Document section:
- - - -
And then on Sunday, amid the South Florida heat that accompanied one of Ferrari’s least convincing performances of 2025, a series of radio messages boiled over into a team orders controversy after the checkered flag fell on the Miami Grand Prix.

What happened?

Strip away the soundbites and Ferrari’s biggest issue in Miami was a lack of performance. Radio messages, questionable strategy calls and any frustrations during or after the race all stemmed from a lack of competitive lap times throughout the weekend. A glance at the race classification offers the simplest representation of how bad the weekend was, with Leclerc finishing seventh, 57 seconds off race winner Oscar Piastri, and Hamilton in eighth.

Rather than fighting Mercedes and Max Verstappen’s Red Bull for the final podium position behind the dominant McLarens, Ferrari found itself struggling to hold off Carlos Sainz in the slower of the two Williams while Alex Albon in the sister car finished nine seconds ahead of Leclerc in fifth. For a team that was only 14 points adrift of last year’s constructors’ champion McLaren, it was the latest in the Italian outfit’s series of brutal wake-up calls in 2025.

The gulf between Ferrari’s preseason expectations and in-race realities only heightened tensions when Leclerc and Hamilton found themselves sharing the same piece of track in the second half of the race. Opting for different strategies in line with their respective grid positions (Leclerc started eighth on medium tires and Hamilton 12th on hards), the races of the two Prancing Horses started to converge around lap 32 and were squarely on top of each other by lap 38.

Hamilton had gained on Leclerc thanks to a well-timed pit stop from hards to mediums under a Virtual Safety Car period, while Leclerc had made his change from mediums to hards under normal racing conditions a few laps later. Running in tandem on lap 34, they performed a tag-team-style overtake on Sainz in which Leclerc lunged past the Williams at Turn 1 and in doing so opened the door for Hamilton to sneak past in the same corner.

Hamilton, running on a softer compound tire with more immediate performance potential, was the faster of the two Ferraris at that stage, but was wary that he was damaging his tires by running in his teammate’s aerodynamic wake. Andrea Kimi Antonelli in sixth place was five seconds further up the road and Hamilton felt he had a shot at chasing down the Mercedes driver if he could just get past Leclerc.

“I’m just burning up my tires behind him,” Hamilton said over team radio on lap 36. “You want me to just sit here the whole race?”

Adami responded: “We’ll come back to you.”

Such exchanges have been a trait of Ferrari team radio in recent years. The driver, cocooned in their cockpit while events unfold at 200 mph, wants an immediate decision, only for the pit wall to effectively put them on hold.

With Sainz still only 1.5 seconds behind, Ferrari’s strategists were worried a swap could slow both cars and undo the good work of the double overtake on lap 34.

Adami eventually returned the call and said: “We want to keep the DRS to Charles, go ahead like this. Carlos behind 1.5.”

As Hamilton’s pace advantage over his teammate became indisputably clear, Ferrari finally agreed to a swap on lap 38, but by that point Hamilton appeared to be losing patience.

“This is not good teamwork, that’s all I’m going to say,” he said. “In China, I got out the way …”

Adami interrupted with: “We swap the cars.”

To which Hamilton quipped: “Have a tea break while you’re at it, come on!”
- - - -
Data shown:

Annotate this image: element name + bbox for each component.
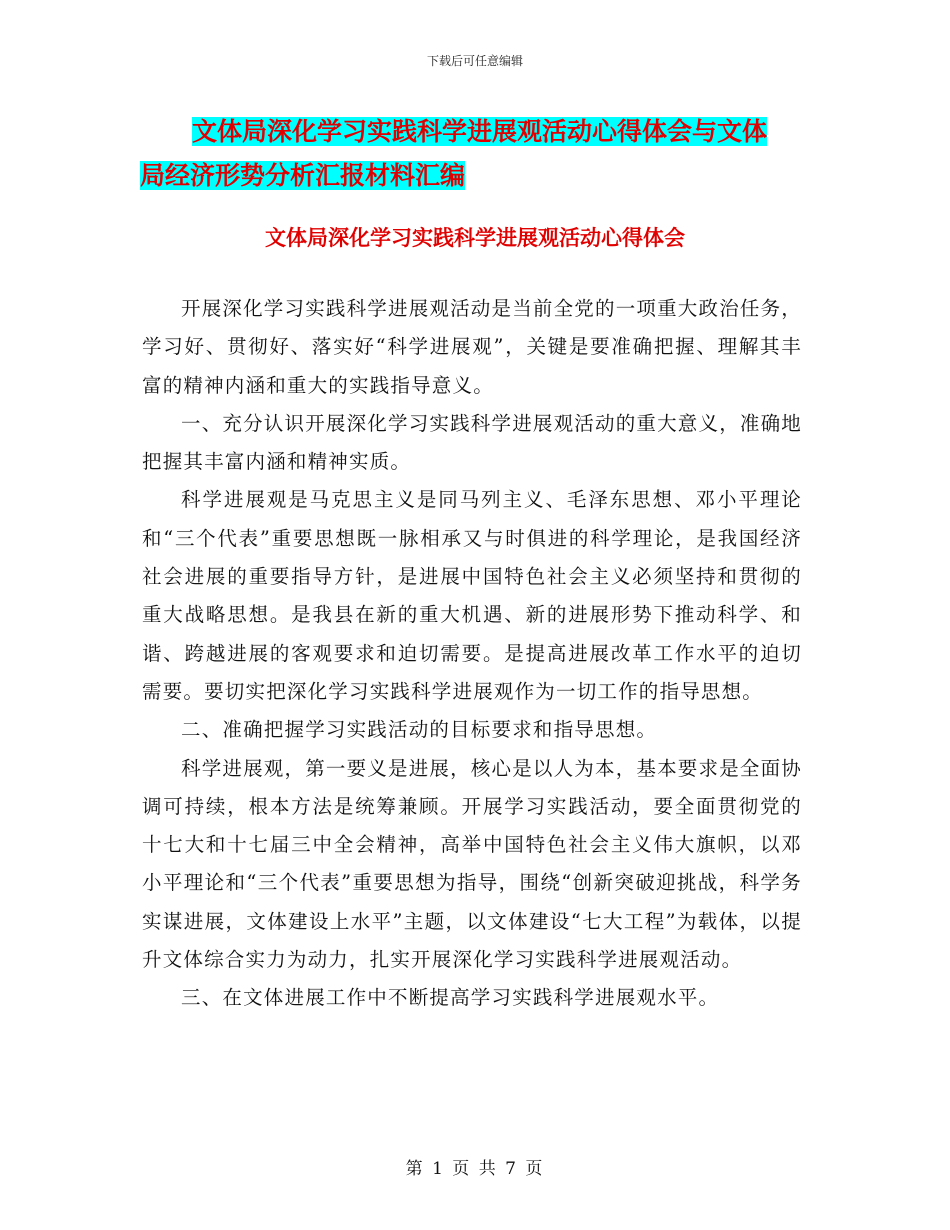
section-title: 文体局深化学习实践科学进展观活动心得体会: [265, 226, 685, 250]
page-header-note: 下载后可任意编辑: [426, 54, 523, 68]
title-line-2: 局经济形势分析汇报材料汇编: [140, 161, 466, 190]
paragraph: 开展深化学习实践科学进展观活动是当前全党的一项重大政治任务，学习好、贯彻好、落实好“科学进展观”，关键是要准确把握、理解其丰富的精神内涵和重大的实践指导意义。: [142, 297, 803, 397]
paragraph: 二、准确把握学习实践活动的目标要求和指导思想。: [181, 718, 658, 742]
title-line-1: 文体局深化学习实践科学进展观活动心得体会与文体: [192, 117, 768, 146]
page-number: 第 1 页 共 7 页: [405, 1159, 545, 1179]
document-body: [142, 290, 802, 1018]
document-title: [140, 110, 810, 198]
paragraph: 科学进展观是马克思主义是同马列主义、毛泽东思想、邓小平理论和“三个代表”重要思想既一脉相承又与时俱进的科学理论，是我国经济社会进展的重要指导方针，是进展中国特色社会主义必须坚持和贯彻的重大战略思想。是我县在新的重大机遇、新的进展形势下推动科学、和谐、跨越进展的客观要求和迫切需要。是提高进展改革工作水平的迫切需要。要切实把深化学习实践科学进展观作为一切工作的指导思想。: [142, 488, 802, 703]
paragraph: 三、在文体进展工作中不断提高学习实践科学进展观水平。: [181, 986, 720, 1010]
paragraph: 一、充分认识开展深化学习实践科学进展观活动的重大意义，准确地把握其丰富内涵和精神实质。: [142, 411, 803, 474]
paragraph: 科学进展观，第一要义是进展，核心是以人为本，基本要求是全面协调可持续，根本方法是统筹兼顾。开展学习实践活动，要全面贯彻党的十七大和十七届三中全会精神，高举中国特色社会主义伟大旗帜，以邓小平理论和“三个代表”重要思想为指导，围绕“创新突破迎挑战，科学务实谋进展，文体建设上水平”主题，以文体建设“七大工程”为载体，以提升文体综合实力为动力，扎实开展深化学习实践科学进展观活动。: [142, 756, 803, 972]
- - - -
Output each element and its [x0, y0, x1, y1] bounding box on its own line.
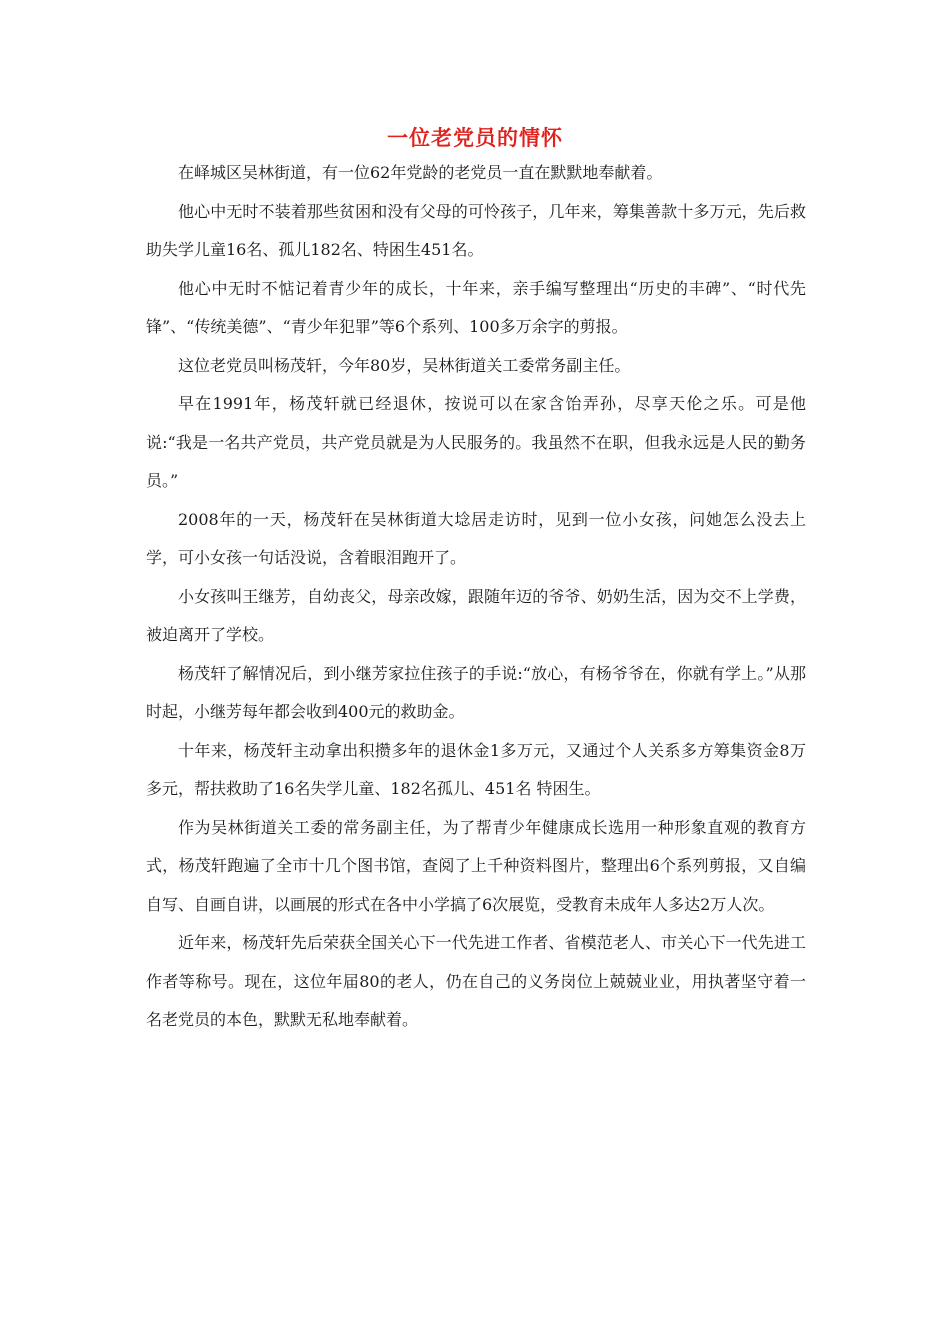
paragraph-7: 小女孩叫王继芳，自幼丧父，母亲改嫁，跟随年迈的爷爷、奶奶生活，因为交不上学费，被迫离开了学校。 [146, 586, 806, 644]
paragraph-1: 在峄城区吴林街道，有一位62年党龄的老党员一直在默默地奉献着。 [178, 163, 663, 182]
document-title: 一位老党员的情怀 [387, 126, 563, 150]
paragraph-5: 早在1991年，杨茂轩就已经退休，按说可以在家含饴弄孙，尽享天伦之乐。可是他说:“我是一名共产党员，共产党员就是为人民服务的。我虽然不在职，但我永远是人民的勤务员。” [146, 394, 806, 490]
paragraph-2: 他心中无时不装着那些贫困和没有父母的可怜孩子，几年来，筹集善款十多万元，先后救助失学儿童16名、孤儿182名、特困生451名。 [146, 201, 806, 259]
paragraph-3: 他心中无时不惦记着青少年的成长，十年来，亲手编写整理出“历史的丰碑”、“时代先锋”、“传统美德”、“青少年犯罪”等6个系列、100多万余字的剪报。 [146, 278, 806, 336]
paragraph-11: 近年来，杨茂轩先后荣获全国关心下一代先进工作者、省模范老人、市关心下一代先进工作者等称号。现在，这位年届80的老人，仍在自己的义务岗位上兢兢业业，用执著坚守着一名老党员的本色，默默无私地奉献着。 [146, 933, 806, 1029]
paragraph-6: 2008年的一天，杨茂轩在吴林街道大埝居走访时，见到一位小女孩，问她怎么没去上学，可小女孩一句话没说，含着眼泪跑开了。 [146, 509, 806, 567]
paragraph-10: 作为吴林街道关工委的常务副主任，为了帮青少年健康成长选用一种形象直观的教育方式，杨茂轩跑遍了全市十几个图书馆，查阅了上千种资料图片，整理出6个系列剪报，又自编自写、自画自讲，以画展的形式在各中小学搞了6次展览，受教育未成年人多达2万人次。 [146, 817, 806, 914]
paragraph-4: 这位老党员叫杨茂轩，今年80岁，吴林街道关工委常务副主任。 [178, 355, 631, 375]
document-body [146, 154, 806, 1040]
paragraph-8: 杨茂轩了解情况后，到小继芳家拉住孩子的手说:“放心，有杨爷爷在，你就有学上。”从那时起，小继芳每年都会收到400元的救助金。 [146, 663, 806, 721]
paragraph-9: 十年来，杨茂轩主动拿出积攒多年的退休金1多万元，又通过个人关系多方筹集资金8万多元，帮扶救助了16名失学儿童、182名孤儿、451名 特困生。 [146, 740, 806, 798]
- - - -
Exercise tasks:
(a) According to the Miami Grand Prix article, on which lap did Ferrari finally agree to swap its two cars?
(b) Copy lines from the records word for word, starting at the line that has "section-title: 文体局深化学习实践科学进展观活动心得体会: [265, 226, 685, 250]" and stopping after the line that has "document-title: [140, 110, 810, 198]".

Per-task outputs:
(a) Lap 38.

(b)
section-title: 文体局深化学习实践科学进展观活动心得体会: [265, 226, 685, 250]
page-header-note: 下载后可任意编辑: [426, 54, 523, 68]
title-line-2: 局经济形势分析汇报材料汇编: [140, 161, 466, 190]
paragraph: 开展深化学习实践科学进展观活动是当前全党的一项重大政治任务，学习好、贯彻好、落实好“科学进展观”，关键是要准确把握、理解其丰富的精神内涵和重大的实践指导意义。: [142, 297, 803, 397]
paragraph: 二、准确把握学习实践活动的目标要求和指导思想。: [181, 718, 658, 742]
title-line-1: 文体局深化学习实践科学进展观活动心得体会与文体: [192, 117, 768, 146]
page-number: 第 1 页 共 7 页: [405, 1159, 545, 1179]
document-body: [142, 290, 802, 1018]
document-title: [140, 110, 810, 198]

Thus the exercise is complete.